Material provided
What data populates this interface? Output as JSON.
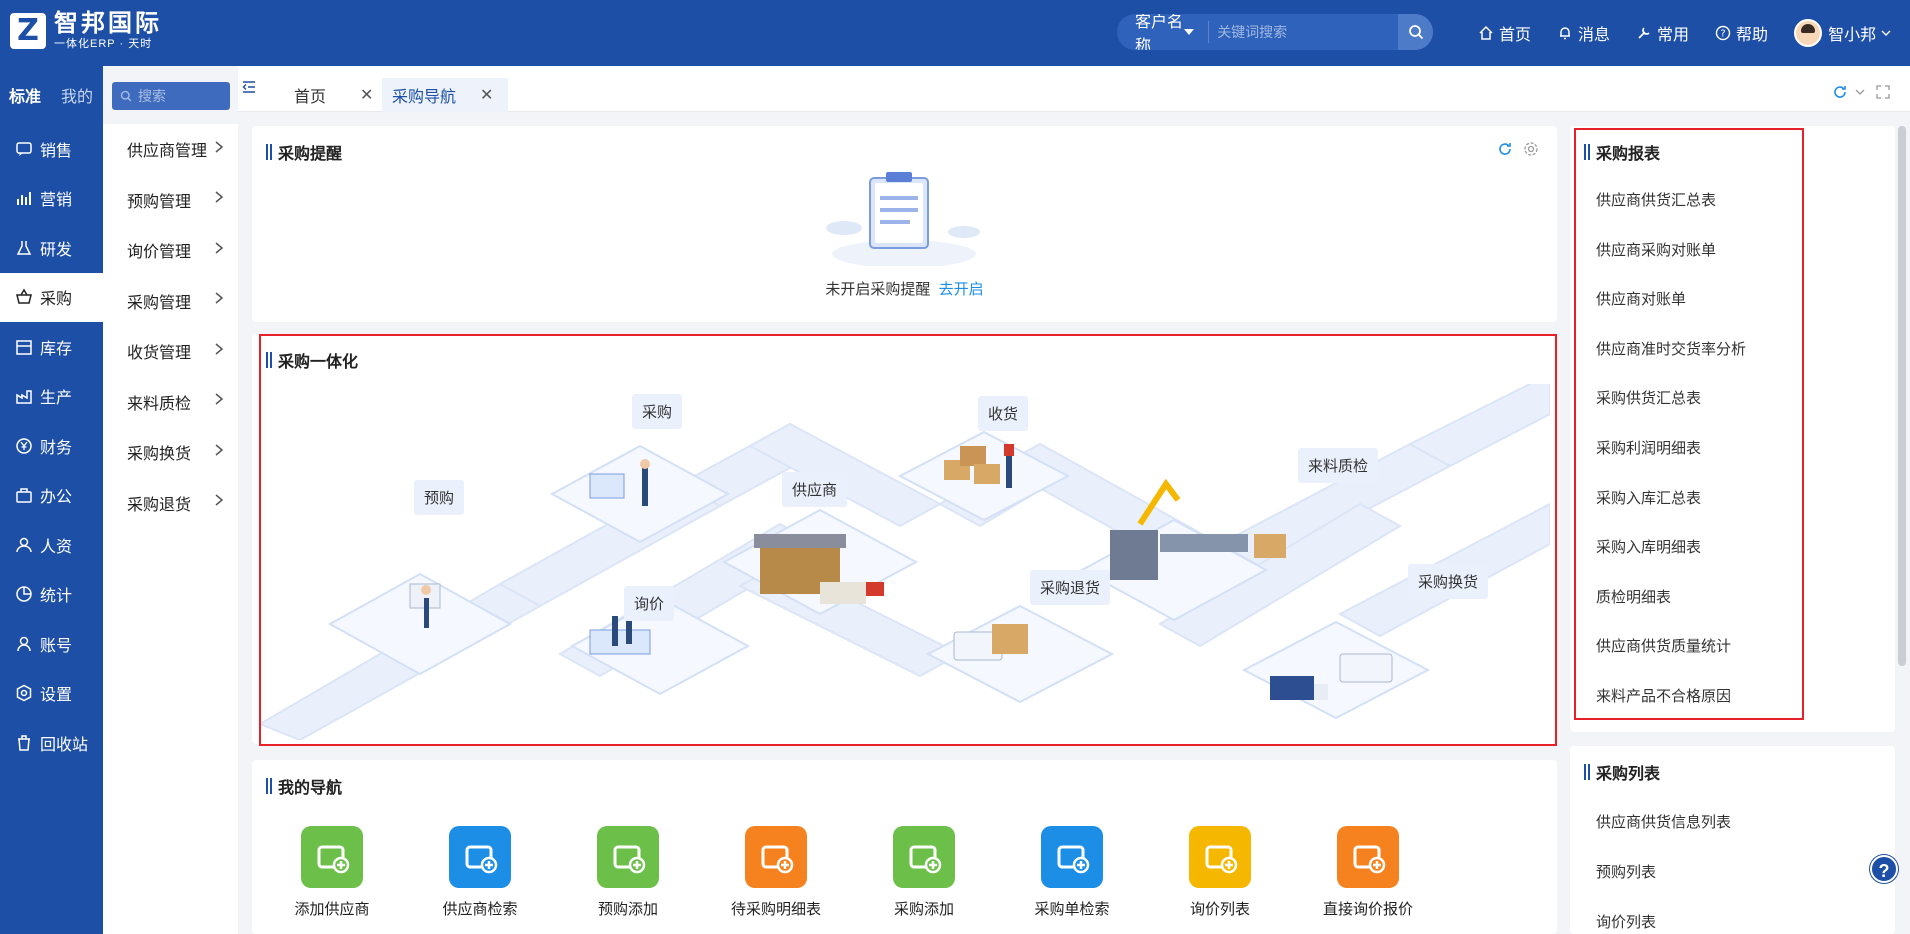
{
  "header": {
    "logo_mark": "Z",
    "logo_name": "智邦国际",
    "logo_sub": "一体化ERP · 天时",
    "search_type": "客户名称",
    "search_placeholder": "关键词搜索",
    "nav": [
      "首页",
      "消息",
      "常用",
      "帮助"
    ],
    "user_name": "智小邦"
  },
  "sidebar": {
    "tab_standard": "标准",
    "tab_mine": "我的",
    "search_placeholder": "搜索",
    "items": [
      {
        "label": "销售",
        "icon": "chat-icon"
      },
      {
        "label": "营销",
        "icon": "bar-chart-icon"
      },
      {
        "label": "研发",
        "icon": "flask-icon"
      },
      {
        "label": "采购",
        "icon": "basket-icon",
        "active": true
      },
      {
        "label": "库存",
        "icon": "warehouse-icon"
      },
      {
        "label": "生产",
        "icon": "factory-icon"
      },
      {
        "label": "财务",
        "icon": "yen-icon"
      },
      {
        "label": "办公",
        "icon": "briefcase-icon"
      },
      {
        "label": "人资",
        "icon": "person-icon"
      },
      {
        "label": "统计",
        "icon": "pie-chart-icon"
      },
      {
        "label": "账号",
        "icon": "user-icon"
      },
      {
        "label": "设置",
        "icon": "settings-icon"
      },
      {
        "label": "回收站",
        "icon": "trash-icon"
      }
    ]
  },
  "submenu": [
    "供应商管理",
    "预购管理",
    "询价管理",
    "采购管理",
    "收货管理",
    "来料质检",
    "采购换货",
    "采购退货"
  ],
  "tabs": [
    {
      "label": "首页",
      "active": false
    },
    {
      "label": "采购导航",
      "active": true
    }
  ],
  "reminder": {
    "title": "采购提醒",
    "message": "未开启采购提醒",
    "action": "去开启"
  },
  "integration": {
    "title": "采购一体化",
    "labels": {
      "prepurchase": "预购",
      "purchase": "采购",
      "supplier": "供应商",
      "inquiry": "询价",
      "receiving": "收货",
      "return": "采购退货",
      "qc": "来料质检",
      "exchange": "采购换货"
    }
  },
  "reports": {
    "title": "采购报表",
    "items": [
      "供应商供货汇总表",
      "供应商采购对账单",
      "供应商对账单",
      "供应商准时交货率分析",
      "采购供货汇总表",
      "采购利润明细表",
      "采购入库汇总表",
      "采购入库明细表",
      "质检明细表",
      "供应商供货质量统计",
      "来料产品不合格原因"
    ]
  },
  "list": {
    "title": "采购列表",
    "items": [
      "供应商供货信息列表",
      "预购列表",
      "询价列表"
    ]
  },
  "mynav": {
    "title": "我的导航",
    "items": [
      {
        "label": "添加供应商",
        "color": "#6cc04a"
      },
      {
        "label": "供应商检索",
        "color": "#1d8ee6"
      },
      {
        "label": "预购添加",
        "color": "#6cc04a"
      },
      {
        "label": "待采购明细表",
        "color": "#f5821f"
      },
      {
        "label": "采购添加",
        "color": "#6cc04a"
      },
      {
        "label": "采购单检索",
        "color": "#1d8ee6"
      },
      {
        "label": "询价列表",
        "color": "#f5b700"
      },
      {
        "label": "直接询价报价",
        "color": "#f5821f"
      }
    ]
  },
  "help_label": "?"
}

Exercise objective
Please transcribe the material above exactly as written. Leave the pictures out.

Correct response
What data populates this interface? Output as JSON.
{
  "header": {
    "logo_mark": "Z",
    "logo_name": "智邦国际",
    "logo_sub": "一体化ERP · 天时",
    "search_type": "客户名称",
    "search_placeholder": "关键词搜索",
    "nav": [
      "首页",
      "消息",
      "常用",
      "帮助"
    ],
    "user_name": "智小邦"
  },
  "sidebar": {
    "tab_standard": "标准",
    "tab_mine": "我的",
    "search_placeholder": "搜索",
    "items": [
      {
        "label": "销售",
        "icon": "chat-icon"
      },
      {
        "label": "营销",
        "icon": "bar-chart-icon"
      },
      {
        "label": "研发",
        "icon": "flask-icon"
      },
      {
        "label": "采购",
        "icon": "basket-icon",
        "active": true
      },
      {
        "label": "库存",
        "icon": "warehouse-icon"
      },
      {
        "label": "生产",
        "icon": "factory-icon"
      },
      {
        "label": "财务",
        "icon": "yen-icon"
      },
      {
        "label": "办公",
        "icon": "briefcase-icon"
      },
      {
        "label": "人资",
        "icon": "person-icon"
      },
      {
        "label": "统计",
        "icon": "pie-chart-icon"
      },
      {
        "label": "账号",
        "icon": "user-icon"
      },
      {
        "label": "设置",
        "icon": "settings-icon"
      },
      {
        "label": "回收站",
        "icon": "trash-icon"
      }
    ]
  },
  "submenu": [
    "供应商管理",
    "预购管理",
    "询价管理",
    "采购管理",
    "收货管理",
    "来料质检",
    "采购换货",
    "采购退货"
  ],
  "tabs": [
    {
      "label": "首页",
      "active": false
    },
    {
      "label": "采购导航",
      "active": true
    }
  ],
  "reminder": {
    "title": "采购提醒",
    "message": "未开启采购提醒",
    "action": "去开启"
  },
  "integration": {
    "title": "采购一体化",
    "labels": {
      "prepurchase": "预购",
      "purchase": "采购",
      "supplier": "供应商",
      "inquiry": "询价",
      "receiving": "收货",
      "return": "采购退货",
      "qc": "来料质检",
      "exchange": "采购换货"
    }
  },
  "reports": {
    "title": "采购报表",
    "items": [
      "供应商供货汇总表",
      "供应商采购对账单",
      "供应商对账单",
      "供应商准时交货率分析",
      "采购供货汇总表",
      "采购利润明细表",
      "采购入库汇总表",
      "采购入库明细表",
      "质检明细表",
      "供应商供货质量统计",
      "来料产品不合格原因"
    ]
  },
  "list": {
    "title": "采购列表",
    "items": [
      "供应商供货信息列表",
      "预购列表",
      "询价列表"
    ]
  },
  "mynav": {
    "title": "我的导航",
    "items": [
      {
        "label": "添加供应商",
        "color": "#6cc04a"
      },
      {
        "label": "供应商检索",
        "color": "#1d8ee6"
      },
      {
        "label": "预购添加",
        "color": "#6cc04a"
      },
      {
        "label": "待采购明细表",
        "color": "#f5821f"
      },
      {
        "label": "采购添加",
        "color": "#6cc04a"
      },
      {
        "label": "采购单检索",
        "color": "#1d8ee6"
      },
      {
        "label": "询价列表",
        "color": "#f5b700"
      },
      {
        "label": "直接询价报价",
        "color": "#f5821f"
      }
    ]
  },
  "help_label": "?"
}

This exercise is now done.